Examine the entries below, count the lines holding the string "Customer", and respond with the number only.

Extracted data entries:
======

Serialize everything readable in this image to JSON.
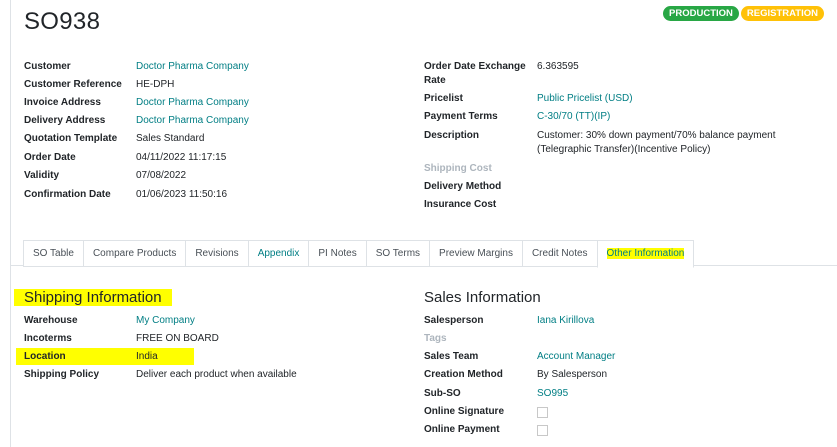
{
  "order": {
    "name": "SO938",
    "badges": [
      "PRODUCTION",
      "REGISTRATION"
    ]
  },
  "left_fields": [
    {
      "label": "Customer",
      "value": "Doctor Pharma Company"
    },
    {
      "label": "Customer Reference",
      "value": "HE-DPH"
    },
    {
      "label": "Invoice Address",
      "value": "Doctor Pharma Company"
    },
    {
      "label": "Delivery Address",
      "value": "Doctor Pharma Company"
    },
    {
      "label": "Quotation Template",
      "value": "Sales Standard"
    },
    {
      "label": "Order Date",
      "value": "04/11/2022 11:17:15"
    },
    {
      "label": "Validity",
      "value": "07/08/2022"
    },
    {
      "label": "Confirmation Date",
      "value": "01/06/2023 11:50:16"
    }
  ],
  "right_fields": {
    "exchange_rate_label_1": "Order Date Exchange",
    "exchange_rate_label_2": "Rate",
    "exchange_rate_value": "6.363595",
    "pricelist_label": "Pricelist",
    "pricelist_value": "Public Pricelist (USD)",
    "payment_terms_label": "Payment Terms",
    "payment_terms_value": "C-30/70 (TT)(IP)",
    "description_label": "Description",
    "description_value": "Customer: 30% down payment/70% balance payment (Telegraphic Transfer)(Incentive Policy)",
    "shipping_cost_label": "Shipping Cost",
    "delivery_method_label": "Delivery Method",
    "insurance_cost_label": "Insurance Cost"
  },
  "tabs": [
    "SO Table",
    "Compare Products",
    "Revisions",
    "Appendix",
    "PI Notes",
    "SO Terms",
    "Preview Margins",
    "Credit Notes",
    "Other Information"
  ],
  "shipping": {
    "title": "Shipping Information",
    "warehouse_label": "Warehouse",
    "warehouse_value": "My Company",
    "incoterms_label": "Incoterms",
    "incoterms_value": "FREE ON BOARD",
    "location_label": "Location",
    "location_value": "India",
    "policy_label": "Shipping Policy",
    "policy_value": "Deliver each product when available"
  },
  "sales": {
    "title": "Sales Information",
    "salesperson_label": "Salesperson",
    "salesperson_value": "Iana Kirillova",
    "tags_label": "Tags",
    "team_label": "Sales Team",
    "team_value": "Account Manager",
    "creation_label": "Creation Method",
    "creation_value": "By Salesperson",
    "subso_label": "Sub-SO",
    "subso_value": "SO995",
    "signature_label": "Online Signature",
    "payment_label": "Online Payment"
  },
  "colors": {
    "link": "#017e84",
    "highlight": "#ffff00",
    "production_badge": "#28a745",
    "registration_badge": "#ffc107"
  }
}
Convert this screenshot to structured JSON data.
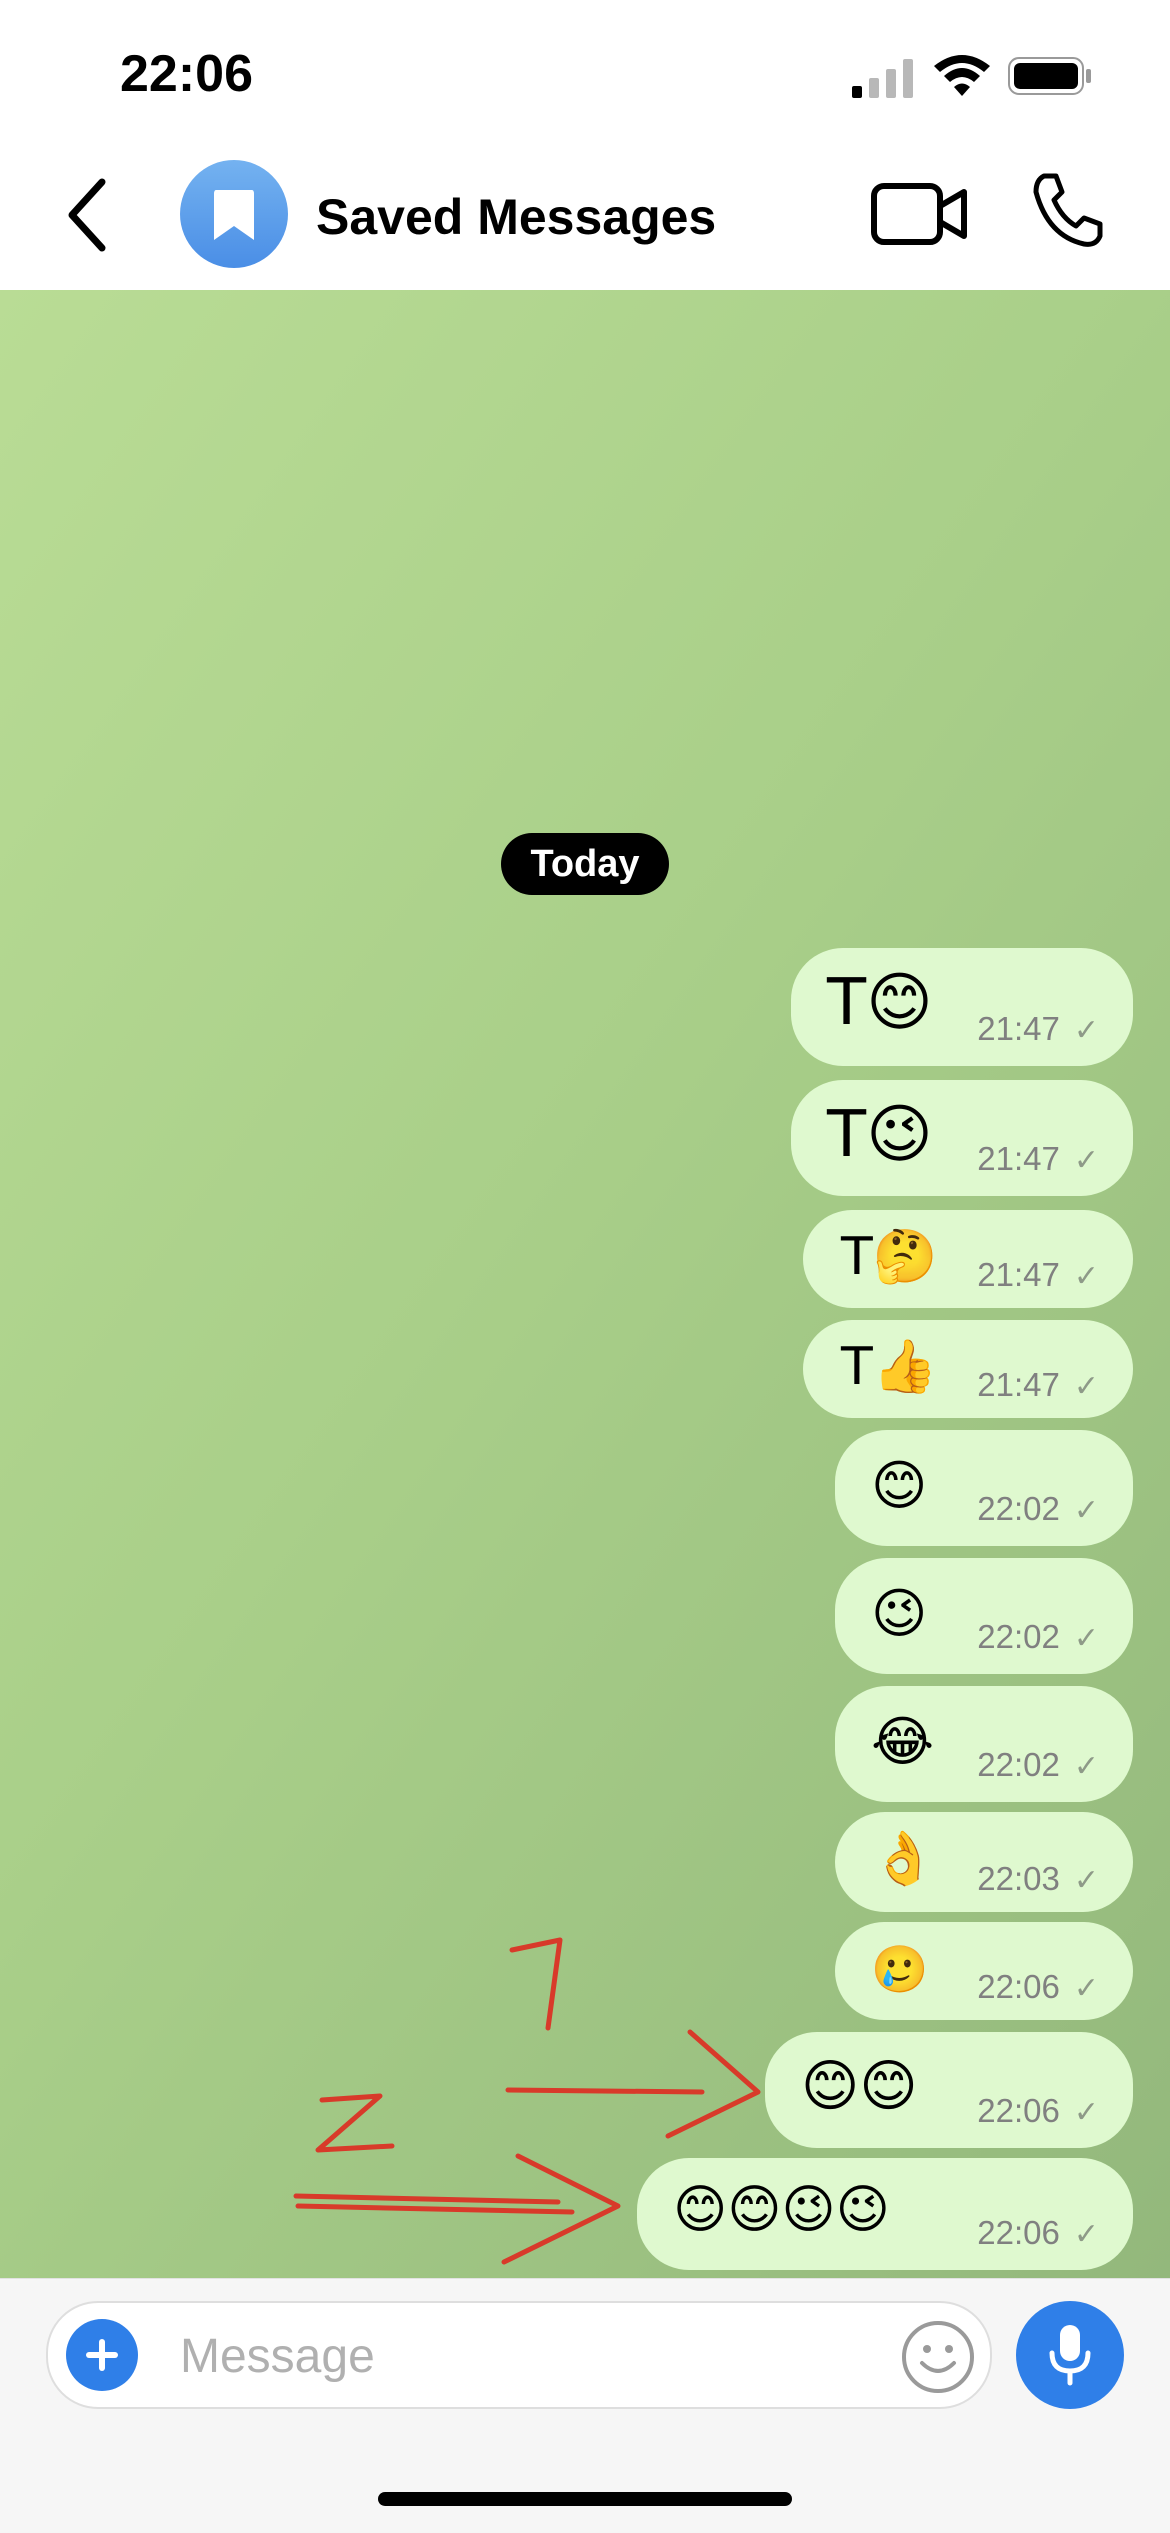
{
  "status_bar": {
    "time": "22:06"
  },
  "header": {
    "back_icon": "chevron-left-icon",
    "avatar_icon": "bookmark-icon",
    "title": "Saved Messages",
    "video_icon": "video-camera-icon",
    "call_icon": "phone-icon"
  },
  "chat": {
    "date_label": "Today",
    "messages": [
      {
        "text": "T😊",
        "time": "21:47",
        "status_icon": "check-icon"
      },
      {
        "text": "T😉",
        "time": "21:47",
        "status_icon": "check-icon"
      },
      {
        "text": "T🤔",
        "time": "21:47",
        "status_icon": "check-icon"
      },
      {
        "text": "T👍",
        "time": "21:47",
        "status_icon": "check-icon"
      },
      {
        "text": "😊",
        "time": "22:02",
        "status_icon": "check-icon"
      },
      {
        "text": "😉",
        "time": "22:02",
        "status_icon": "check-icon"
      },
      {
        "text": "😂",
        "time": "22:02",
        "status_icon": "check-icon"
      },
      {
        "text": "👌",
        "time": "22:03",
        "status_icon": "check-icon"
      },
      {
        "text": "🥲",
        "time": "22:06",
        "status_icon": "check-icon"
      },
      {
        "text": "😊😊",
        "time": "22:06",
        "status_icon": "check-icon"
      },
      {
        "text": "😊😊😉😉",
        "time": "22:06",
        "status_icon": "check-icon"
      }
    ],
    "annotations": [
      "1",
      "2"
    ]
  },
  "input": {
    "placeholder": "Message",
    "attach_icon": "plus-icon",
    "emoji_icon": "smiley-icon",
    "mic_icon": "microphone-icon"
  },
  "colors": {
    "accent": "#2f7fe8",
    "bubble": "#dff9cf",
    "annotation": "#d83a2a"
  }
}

======

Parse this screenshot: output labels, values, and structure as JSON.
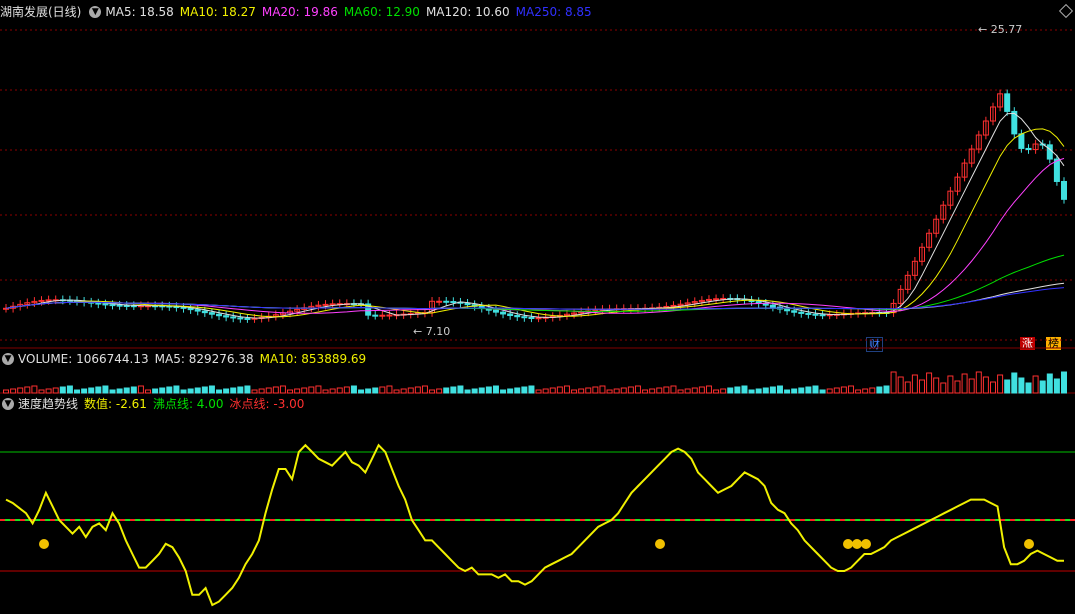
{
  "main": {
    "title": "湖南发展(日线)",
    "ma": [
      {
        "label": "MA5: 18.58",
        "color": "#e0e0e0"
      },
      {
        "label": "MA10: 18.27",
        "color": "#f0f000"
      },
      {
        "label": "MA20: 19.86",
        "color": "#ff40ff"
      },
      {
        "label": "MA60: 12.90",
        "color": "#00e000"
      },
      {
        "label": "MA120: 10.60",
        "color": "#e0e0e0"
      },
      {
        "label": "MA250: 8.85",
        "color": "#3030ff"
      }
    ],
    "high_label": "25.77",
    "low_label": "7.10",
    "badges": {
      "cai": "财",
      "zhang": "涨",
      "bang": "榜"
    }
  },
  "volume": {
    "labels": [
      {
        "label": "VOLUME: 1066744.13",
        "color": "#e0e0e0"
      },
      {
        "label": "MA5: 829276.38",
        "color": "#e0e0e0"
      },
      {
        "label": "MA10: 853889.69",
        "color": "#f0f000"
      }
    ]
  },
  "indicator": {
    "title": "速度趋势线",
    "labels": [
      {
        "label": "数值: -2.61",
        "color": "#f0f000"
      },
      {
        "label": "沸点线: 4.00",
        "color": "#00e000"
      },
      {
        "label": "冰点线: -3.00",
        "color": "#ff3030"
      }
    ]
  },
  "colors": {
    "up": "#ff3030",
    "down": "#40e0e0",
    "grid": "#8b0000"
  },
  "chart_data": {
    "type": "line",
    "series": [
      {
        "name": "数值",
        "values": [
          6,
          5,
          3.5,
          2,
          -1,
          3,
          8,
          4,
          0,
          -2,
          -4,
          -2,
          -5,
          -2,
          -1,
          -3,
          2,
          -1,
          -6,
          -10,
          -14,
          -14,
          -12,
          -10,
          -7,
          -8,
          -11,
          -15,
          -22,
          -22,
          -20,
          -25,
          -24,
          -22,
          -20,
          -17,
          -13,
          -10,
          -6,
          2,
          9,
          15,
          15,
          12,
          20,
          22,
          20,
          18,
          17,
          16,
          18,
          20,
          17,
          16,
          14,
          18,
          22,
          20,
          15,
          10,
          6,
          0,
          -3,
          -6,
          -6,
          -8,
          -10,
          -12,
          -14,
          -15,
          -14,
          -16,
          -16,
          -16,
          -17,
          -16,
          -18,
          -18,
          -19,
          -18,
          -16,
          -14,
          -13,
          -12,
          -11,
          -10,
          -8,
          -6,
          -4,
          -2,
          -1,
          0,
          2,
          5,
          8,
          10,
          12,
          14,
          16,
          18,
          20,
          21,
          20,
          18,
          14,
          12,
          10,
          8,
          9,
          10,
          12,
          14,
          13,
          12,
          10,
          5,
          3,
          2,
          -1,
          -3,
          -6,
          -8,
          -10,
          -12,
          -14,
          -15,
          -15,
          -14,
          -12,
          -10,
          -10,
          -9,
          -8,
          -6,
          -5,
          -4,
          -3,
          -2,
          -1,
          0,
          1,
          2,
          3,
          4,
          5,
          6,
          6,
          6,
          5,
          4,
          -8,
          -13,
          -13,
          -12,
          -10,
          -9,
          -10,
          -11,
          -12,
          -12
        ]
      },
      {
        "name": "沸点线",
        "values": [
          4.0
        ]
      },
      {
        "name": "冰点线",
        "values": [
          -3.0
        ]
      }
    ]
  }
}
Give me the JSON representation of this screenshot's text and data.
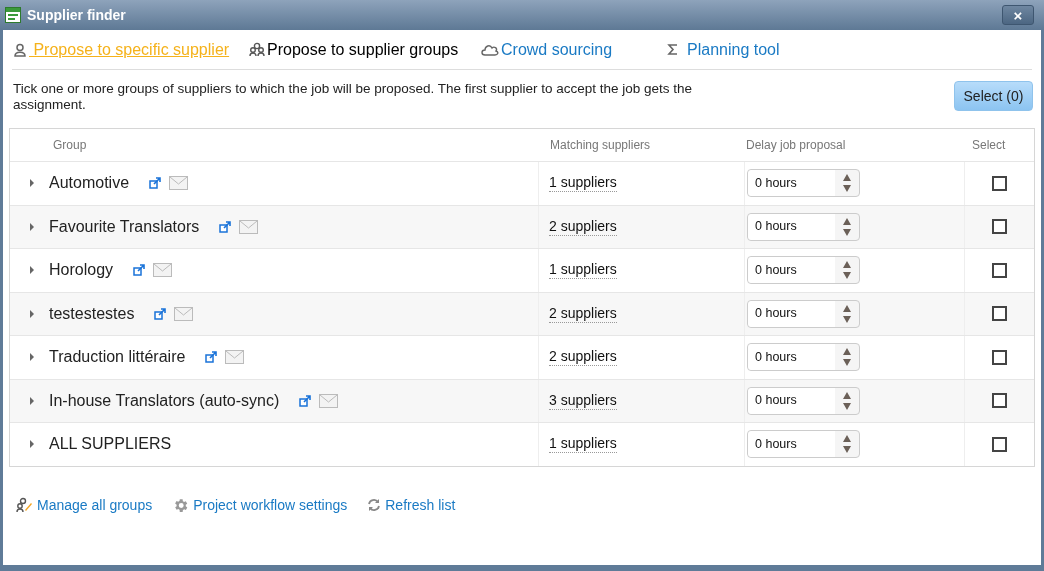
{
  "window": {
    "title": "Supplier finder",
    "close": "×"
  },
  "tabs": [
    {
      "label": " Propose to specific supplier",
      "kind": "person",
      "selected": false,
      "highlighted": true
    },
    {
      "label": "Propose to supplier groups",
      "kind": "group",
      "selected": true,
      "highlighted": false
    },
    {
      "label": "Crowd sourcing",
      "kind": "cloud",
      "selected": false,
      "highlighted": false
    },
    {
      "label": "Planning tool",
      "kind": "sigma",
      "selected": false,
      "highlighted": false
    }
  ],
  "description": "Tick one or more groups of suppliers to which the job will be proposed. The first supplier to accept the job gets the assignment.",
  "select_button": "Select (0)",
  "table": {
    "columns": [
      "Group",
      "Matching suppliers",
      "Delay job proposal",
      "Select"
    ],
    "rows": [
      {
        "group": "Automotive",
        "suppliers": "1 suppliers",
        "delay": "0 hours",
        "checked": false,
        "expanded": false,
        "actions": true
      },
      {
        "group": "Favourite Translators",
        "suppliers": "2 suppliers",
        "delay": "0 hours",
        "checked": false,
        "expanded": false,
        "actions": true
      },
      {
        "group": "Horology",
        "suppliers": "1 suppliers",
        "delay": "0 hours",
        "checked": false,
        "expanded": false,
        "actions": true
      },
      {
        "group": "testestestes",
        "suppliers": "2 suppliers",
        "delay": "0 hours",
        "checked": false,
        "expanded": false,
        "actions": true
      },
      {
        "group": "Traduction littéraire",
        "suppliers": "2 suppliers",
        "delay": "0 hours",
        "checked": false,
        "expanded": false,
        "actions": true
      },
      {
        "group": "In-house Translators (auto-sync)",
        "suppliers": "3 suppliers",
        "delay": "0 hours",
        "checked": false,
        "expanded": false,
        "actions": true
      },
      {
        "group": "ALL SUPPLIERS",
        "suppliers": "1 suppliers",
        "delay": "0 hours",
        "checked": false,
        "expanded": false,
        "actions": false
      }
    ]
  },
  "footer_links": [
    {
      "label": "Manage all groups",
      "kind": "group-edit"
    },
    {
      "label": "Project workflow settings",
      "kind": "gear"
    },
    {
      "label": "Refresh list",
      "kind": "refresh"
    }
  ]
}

======

• EXERCISE RESULT: 3